What to do
Scan the records below. List lines holding "SAETTA".

Dataset records

* * * * * * * * *

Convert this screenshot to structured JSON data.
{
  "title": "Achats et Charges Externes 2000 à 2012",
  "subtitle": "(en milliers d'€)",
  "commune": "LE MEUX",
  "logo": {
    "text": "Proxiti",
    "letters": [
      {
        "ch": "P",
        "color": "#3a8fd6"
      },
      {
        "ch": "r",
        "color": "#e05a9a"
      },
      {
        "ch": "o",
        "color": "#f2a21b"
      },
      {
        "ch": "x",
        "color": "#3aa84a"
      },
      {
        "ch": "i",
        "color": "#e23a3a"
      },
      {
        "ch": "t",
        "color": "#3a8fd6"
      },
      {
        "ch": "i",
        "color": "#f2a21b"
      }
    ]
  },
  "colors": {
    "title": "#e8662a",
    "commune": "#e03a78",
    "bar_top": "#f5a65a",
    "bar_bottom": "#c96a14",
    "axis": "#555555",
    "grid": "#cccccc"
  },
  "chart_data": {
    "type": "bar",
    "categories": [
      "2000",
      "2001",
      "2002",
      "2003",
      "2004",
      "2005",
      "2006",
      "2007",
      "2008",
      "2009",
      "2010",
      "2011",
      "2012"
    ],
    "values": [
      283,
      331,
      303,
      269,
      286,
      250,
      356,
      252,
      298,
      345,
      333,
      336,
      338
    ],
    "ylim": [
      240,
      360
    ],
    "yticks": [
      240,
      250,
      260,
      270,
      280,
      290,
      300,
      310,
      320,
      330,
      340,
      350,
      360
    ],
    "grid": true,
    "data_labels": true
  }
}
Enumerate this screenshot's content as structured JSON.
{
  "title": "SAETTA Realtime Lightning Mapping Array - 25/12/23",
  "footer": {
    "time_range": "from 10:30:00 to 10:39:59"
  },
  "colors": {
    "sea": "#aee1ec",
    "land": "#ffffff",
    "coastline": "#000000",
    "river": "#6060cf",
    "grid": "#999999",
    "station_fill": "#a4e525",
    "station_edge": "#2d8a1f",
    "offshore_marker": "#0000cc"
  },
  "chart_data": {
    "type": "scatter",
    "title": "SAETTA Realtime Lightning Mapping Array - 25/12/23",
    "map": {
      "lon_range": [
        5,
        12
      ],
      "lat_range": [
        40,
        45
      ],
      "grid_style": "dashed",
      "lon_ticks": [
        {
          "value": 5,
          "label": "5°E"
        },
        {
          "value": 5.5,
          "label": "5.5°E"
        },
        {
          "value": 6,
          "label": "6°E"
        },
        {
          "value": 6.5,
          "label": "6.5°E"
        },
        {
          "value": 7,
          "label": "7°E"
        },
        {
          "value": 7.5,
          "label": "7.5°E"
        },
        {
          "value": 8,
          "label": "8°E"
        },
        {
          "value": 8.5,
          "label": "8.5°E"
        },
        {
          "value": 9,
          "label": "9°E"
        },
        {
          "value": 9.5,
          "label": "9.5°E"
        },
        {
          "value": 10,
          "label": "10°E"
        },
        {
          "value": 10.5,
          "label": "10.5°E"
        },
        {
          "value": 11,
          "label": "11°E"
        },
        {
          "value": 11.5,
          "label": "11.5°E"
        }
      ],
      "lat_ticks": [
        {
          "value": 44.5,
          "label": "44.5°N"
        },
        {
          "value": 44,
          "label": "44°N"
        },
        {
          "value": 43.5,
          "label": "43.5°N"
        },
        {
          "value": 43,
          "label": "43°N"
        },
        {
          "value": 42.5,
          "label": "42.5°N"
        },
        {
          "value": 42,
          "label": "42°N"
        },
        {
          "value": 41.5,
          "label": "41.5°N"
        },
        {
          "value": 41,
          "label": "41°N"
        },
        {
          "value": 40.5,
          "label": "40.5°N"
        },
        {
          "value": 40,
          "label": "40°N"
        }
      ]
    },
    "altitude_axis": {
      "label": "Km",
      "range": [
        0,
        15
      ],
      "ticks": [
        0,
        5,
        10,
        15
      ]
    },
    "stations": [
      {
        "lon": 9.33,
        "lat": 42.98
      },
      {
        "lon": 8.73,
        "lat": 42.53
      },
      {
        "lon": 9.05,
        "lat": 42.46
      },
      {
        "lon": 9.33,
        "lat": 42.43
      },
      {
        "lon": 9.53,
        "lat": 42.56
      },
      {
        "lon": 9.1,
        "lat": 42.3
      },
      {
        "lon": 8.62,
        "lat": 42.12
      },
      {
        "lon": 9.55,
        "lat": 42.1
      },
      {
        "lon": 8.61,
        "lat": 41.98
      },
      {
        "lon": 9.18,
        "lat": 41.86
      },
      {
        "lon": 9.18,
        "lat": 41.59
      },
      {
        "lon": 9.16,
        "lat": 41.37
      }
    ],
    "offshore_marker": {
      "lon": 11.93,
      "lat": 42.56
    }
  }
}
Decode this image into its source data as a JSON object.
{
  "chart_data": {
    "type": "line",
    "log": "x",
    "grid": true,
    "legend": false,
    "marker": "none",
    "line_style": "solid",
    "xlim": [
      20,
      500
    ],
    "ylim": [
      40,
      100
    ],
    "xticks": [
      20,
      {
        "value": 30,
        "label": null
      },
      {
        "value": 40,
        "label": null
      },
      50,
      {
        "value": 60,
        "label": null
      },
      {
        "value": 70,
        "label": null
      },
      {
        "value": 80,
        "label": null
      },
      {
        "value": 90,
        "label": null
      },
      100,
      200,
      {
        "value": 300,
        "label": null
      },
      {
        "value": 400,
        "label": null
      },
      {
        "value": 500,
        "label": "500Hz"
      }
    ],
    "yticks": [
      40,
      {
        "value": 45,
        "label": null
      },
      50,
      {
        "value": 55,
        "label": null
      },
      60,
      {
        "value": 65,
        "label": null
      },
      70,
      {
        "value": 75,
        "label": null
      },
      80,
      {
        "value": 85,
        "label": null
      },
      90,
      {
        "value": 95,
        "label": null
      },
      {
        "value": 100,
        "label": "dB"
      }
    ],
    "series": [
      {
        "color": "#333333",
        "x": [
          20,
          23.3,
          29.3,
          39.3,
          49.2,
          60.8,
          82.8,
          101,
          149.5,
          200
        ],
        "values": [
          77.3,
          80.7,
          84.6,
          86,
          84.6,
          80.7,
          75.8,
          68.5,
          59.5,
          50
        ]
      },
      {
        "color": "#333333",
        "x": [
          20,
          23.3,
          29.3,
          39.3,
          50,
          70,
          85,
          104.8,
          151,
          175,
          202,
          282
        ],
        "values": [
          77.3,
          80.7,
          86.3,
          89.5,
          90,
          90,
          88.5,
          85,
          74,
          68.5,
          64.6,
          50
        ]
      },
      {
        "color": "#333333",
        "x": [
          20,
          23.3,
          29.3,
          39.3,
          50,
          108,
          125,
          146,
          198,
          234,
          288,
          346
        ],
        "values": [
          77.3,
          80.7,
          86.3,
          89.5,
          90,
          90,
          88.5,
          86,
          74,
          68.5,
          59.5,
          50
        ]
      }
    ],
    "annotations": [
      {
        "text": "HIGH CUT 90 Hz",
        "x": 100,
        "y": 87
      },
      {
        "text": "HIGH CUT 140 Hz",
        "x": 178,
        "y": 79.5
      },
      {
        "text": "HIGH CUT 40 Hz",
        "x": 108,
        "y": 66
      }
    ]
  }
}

* * * * * * * * *

Result
  "title": "SAETTA Realtime Lightning Mapping Array - 25/12/23",
    "title": "SAETTA Realtime Lightning Mapping Array - 25/12/23",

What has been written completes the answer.